** start of THE INPUT **

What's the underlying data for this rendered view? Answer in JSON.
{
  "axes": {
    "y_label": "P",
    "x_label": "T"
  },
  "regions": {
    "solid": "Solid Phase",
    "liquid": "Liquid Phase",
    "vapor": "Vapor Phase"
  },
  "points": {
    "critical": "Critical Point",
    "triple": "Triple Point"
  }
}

** end of THE INPUT **

The entries above must be returned in full, exactly as shown.

WRITTEN SOLUTION:
What's the underlying data for this rendered view? Answer in JSON.
{
  "axes": {
    "y_label": "P",
    "x_label": "T"
  },
  "regions": {
    "solid": "Solid Phase",
    "liquid": "Liquid Phase",
    "vapor": "Vapor Phase"
  },
  "points": {
    "critical": "Critical Point",
    "triple": "Triple Point"
  }
}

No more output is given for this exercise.